▶

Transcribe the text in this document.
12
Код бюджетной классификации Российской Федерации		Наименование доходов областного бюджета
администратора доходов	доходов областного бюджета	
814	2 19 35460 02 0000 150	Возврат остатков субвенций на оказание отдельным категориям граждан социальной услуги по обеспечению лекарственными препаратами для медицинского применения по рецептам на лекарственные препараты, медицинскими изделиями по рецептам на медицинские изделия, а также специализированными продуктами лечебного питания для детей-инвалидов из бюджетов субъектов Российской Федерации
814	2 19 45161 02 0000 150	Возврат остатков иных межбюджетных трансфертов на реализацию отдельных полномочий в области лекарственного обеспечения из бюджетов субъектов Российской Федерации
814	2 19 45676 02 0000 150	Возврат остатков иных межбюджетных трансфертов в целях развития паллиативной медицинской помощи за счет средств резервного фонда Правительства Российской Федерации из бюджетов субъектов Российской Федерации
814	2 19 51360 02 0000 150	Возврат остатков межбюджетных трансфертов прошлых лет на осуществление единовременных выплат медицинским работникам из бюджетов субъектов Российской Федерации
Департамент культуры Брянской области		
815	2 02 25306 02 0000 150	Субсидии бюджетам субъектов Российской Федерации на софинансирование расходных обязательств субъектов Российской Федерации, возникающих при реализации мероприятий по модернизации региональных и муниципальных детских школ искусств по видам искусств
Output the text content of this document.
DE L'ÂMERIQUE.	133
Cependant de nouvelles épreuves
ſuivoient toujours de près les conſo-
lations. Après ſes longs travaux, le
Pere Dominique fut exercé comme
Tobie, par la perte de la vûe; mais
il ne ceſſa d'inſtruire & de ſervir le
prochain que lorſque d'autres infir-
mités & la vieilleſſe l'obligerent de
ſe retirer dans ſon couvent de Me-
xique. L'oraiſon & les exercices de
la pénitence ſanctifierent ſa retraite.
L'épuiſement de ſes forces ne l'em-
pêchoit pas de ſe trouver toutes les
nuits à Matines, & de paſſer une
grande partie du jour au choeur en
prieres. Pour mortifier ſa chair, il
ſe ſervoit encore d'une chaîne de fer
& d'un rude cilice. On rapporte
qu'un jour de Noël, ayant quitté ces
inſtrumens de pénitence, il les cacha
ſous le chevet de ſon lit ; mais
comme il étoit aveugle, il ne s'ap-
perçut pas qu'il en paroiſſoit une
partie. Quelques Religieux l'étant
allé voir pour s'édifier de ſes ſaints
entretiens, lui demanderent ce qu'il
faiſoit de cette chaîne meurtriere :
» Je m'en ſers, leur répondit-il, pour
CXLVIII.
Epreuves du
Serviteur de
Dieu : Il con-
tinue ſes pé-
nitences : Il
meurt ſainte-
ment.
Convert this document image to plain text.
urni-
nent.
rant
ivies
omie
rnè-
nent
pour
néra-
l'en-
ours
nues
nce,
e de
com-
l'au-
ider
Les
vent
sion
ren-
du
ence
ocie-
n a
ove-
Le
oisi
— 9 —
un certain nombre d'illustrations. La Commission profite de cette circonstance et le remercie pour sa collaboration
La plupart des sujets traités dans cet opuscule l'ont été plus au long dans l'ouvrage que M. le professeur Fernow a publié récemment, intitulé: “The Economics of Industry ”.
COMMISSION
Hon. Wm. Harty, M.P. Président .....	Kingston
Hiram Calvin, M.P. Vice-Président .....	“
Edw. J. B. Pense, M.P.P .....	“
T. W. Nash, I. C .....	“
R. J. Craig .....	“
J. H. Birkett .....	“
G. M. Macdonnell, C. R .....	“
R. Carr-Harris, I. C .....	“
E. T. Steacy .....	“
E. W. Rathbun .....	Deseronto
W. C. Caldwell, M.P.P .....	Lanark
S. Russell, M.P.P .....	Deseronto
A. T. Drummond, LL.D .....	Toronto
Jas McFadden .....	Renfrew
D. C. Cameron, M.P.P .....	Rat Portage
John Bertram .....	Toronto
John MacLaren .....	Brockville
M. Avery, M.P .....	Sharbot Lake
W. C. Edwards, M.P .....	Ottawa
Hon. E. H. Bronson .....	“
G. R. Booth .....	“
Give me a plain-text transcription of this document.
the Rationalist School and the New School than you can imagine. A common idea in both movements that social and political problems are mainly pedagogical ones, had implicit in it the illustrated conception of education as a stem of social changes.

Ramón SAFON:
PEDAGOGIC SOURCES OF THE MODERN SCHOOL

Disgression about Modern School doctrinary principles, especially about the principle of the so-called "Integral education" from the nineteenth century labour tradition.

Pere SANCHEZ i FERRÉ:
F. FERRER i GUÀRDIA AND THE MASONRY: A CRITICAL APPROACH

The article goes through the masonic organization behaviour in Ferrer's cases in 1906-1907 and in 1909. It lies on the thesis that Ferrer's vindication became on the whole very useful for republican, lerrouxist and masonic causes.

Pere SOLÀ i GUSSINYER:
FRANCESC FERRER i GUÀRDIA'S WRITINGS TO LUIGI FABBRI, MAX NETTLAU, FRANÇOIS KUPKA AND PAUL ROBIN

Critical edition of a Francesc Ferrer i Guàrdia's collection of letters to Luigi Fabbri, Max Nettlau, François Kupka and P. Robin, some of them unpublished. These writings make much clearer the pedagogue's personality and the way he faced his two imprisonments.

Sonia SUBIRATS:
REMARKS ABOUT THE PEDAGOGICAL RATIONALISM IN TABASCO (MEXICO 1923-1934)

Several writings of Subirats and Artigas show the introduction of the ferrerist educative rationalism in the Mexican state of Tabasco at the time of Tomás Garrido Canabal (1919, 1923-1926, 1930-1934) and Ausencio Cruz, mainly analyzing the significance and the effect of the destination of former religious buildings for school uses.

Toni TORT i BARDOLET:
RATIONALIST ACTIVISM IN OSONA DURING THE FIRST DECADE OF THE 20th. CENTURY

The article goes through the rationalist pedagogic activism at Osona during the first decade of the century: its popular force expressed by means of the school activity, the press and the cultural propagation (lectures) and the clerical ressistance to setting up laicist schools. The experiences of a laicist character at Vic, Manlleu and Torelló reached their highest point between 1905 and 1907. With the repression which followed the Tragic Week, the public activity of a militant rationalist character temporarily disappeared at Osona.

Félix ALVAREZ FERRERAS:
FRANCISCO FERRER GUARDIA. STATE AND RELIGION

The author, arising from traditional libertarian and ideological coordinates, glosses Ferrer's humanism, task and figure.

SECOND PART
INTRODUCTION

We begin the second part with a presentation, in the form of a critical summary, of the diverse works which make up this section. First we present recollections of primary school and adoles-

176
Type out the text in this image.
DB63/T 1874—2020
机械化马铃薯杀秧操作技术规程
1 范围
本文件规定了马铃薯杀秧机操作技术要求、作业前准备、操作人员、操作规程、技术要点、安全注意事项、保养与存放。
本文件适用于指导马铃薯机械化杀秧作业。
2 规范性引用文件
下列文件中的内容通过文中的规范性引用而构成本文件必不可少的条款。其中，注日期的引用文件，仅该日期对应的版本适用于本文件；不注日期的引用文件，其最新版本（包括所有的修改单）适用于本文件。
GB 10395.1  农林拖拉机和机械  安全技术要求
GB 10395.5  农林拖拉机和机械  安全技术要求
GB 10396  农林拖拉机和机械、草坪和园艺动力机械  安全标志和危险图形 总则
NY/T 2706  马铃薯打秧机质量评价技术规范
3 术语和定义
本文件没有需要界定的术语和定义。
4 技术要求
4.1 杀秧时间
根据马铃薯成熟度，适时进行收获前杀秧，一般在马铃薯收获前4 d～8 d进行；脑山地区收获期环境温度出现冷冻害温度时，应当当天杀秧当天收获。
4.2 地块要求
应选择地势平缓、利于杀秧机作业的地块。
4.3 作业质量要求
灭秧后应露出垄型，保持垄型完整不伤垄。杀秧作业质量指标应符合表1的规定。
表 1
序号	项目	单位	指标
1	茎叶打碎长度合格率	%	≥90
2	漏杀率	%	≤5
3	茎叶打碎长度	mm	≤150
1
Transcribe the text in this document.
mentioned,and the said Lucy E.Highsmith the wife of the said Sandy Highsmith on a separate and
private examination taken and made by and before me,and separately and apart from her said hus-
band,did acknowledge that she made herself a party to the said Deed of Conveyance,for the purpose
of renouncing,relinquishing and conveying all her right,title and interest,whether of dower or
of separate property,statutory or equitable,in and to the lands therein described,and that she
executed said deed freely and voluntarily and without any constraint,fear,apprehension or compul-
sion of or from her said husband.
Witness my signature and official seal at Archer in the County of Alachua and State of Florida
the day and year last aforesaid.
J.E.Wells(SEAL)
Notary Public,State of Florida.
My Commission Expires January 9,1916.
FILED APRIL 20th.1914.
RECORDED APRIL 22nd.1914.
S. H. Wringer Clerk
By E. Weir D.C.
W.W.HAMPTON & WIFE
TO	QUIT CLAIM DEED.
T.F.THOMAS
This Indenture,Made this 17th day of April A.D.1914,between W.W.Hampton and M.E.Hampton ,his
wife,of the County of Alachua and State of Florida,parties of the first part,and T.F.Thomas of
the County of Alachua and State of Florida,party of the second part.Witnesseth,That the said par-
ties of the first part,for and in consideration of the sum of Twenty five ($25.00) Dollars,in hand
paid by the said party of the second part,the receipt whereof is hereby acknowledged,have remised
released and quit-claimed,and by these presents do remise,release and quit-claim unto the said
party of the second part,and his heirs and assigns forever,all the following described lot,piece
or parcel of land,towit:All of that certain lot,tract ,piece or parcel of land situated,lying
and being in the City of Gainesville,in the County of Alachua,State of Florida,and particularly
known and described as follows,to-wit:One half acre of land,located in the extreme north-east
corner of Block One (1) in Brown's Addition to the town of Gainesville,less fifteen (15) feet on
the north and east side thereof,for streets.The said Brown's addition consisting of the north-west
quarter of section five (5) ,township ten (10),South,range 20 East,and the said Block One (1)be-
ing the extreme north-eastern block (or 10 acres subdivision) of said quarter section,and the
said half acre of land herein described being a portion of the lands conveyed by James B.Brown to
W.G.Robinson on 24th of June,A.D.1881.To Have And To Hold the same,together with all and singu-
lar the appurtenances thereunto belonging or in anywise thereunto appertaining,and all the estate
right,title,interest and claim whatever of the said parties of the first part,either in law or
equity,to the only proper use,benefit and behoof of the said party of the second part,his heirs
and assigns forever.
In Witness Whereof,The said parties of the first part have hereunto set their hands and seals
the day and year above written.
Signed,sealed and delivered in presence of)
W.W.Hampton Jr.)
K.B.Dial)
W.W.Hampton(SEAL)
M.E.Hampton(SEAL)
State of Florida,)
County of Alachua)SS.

◀

Lines holding the word "Alachua" should be counted across the entries; state only how many there are.

* [ANSWER TO THE EXERCISE]: 5